Source data:
start
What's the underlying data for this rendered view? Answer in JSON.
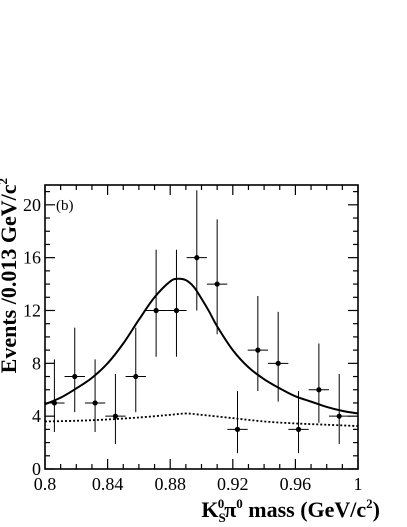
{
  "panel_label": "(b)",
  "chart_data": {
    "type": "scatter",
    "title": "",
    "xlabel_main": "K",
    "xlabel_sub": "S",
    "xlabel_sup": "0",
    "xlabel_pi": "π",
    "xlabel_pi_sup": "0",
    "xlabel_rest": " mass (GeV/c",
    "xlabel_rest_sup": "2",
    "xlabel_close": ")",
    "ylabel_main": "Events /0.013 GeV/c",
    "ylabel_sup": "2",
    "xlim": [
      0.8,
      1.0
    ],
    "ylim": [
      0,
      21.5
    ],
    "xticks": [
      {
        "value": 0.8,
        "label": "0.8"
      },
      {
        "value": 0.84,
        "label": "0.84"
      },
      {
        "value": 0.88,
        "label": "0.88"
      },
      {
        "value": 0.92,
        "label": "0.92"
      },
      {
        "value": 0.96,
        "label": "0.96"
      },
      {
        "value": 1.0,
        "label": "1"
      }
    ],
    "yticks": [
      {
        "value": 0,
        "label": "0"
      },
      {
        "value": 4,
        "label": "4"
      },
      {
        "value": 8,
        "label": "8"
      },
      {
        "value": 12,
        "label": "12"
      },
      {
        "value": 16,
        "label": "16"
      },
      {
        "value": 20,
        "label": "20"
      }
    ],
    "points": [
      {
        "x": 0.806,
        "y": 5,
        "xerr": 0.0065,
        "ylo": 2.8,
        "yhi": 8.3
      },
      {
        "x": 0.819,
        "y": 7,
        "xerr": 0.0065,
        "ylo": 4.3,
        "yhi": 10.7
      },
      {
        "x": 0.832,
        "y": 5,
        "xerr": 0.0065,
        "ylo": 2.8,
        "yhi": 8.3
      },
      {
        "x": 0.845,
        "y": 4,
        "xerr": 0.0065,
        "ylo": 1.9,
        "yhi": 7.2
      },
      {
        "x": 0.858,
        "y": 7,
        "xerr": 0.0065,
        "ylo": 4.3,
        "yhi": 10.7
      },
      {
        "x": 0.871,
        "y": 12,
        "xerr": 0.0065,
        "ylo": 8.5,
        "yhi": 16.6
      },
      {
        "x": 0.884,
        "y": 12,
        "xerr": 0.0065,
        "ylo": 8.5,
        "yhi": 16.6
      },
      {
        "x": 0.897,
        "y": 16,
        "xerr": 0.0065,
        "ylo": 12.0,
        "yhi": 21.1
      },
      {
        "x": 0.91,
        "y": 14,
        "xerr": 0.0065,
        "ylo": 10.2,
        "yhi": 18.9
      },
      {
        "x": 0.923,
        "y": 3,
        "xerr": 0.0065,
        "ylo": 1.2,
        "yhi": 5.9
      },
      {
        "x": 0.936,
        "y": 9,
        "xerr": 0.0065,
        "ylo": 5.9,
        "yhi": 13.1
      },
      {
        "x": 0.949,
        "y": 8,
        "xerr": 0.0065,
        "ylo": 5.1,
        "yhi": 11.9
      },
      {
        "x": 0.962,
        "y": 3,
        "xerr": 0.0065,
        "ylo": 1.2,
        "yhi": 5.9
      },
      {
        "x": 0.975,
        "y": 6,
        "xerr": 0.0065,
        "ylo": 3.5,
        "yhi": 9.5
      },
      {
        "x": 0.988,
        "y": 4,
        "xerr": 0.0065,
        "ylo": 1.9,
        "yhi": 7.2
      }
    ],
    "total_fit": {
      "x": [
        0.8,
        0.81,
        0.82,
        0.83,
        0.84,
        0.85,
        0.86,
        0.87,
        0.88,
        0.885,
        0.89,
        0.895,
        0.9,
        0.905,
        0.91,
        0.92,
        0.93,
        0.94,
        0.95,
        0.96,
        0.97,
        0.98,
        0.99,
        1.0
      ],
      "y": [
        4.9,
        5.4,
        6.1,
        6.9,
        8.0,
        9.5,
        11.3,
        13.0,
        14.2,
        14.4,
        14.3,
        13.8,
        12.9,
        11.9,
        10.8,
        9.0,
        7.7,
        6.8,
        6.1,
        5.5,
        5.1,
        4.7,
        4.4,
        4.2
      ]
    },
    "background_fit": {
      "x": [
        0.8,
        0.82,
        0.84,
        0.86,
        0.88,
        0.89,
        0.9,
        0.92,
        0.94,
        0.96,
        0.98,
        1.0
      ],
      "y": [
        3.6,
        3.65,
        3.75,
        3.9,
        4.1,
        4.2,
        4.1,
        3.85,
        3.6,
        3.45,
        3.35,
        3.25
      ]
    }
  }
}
end
YOUR GOAL:
Go through the listing above and quote it exactly, apart from its images.

FINAL ANSWER:
What's the underlying data for this rendered view? Answer in JSON.
{
  "panel_label": "(b)",
  "chart_data": {
    "type": "scatter",
    "title": "",
    "xlabel_main": "K",
    "xlabel_sub": "S",
    "xlabel_sup": "0",
    "xlabel_pi": "π",
    "xlabel_pi_sup": "0",
    "xlabel_rest": " mass (GeV/c",
    "xlabel_rest_sup": "2",
    "xlabel_close": ")",
    "ylabel_main": "Events /0.013 GeV/c",
    "ylabel_sup": "2",
    "xlim": [
      0.8,
      1.0
    ],
    "ylim": [
      0,
      21.5
    ],
    "xticks": [
      {
        "value": 0.8,
        "label": "0.8"
      },
      {
        "value": 0.84,
        "label": "0.84"
      },
      {
        "value": 0.88,
        "label": "0.88"
      },
      {
        "value": 0.92,
        "label": "0.92"
      },
      {
        "value": 0.96,
        "label": "0.96"
      },
      {
        "value": 1.0,
        "label": "1"
      }
    ],
    "yticks": [
      {
        "value": 0,
        "label": "0"
      },
      {
        "value": 4,
        "label": "4"
      },
      {
        "value": 8,
        "label": "8"
      },
      {
        "value": 12,
        "label": "12"
      },
      {
        "value": 16,
        "label": "16"
      },
      {
        "value": 20,
        "label": "20"
      }
    ],
    "points": [
      {
        "x": 0.806,
        "y": 5,
        "xerr": 0.0065,
        "ylo": 2.8,
        "yhi": 8.3
      },
      {
        "x": 0.819,
        "y": 7,
        "xerr": 0.0065,
        "ylo": 4.3,
        "yhi": 10.7
      },
      {
        "x": 0.832,
        "y": 5,
        "xerr": 0.0065,
        "ylo": 2.8,
        "yhi": 8.3
      },
      {
        "x": 0.845,
        "y": 4,
        "xerr": 0.0065,
        "ylo": 1.9,
        "yhi": 7.2
      },
      {
        "x": 0.858,
        "y": 7,
        "xerr": 0.0065,
        "ylo": 4.3,
        "yhi": 10.7
      },
      {
        "x": 0.871,
        "y": 12,
        "xerr": 0.0065,
        "ylo": 8.5,
        "yhi": 16.6
      },
      {
        "x": 0.884,
        "y": 12,
        "xerr": 0.0065,
        "ylo": 8.5,
        "yhi": 16.6
      },
      {
        "x": 0.897,
        "y": 16,
        "xerr": 0.0065,
        "ylo": 12.0,
        "yhi": 21.1
      },
      {
        "x": 0.91,
        "y": 14,
        "xerr": 0.0065,
        "ylo": 10.2,
        "yhi": 18.9
      },
      {
        "x": 0.923,
        "y": 3,
        "xerr": 0.0065,
        "ylo": 1.2,
        "yhi": 5.9
      },
      {
        "x": 0.936,
        "y": 9,
        "xerr": 0.0065,
        "ylo": 5.9,
        "yhi": 13.1
      },
      {
        "x": 0.949,
        "y": 8,
        "xerr": 0.0065,
        "ylo": 5.1,
        "yhi": 11.9
      },
      {
        "x": 0.962,
        "y": 3,
        "xerr": 0.0065,
        "ylo": 1.2,
        "yhi": 5.9
      },
      {
        "x": 0.975,
        "y": 6,
        "xerr": 0.0065,
        "ylo": 3.5,
        "yhi": 9.5
      },
      {
        "x": 0.988,
        "y": 4,
        "xerr": 0.0065,
        "ylo": 1.9,
        "yhi": 7.2
      }
    ],
    "total_fit": {
      "x": [
        0.8,
        0.81,
        0.82,
        0.83,
        0.84,
        0.85,
        0.86,
        0.87,
        0.88,
        0.885,
        0.89,
        0.895,
        0.9,
        0.905,
        0.91,
        0.92,
        0.93,
        0.94,
        0.95,
        0.96,
        0.97,
        0.98,
        0.99,
        1.0
      ],
      "y": [
        4.9,
        5.4,
        6.1,
        6.9,
        8.0,
        9.5,
        11.3,
        13.0,
        14.2,
        14.4,
        14.3,
        13.8,
        12.9,
        11.9,
        10.8,
        9.0,
        7.7,
        6.8,
        6.1,
        5.5,
        5.1,
        4.7,
        4.4,
        4.2
      ]
    },
    "background_fit": {
      "x": [
        0.8,
        0.82,
        0.84,
        0.86,
        0.88,
        0.89,
        0.9,
        0.92,
        0.94,
        0.96,
        0.98,
        1.0
      ],
      "y": [
        3.6,
        3.65,
        3.75,
        3.9,
        4.1,
        4.2,
        4.1,
        3.85,
        3.6,
        3.45,
        3.35,
        3.25
      ]
    }
  }
}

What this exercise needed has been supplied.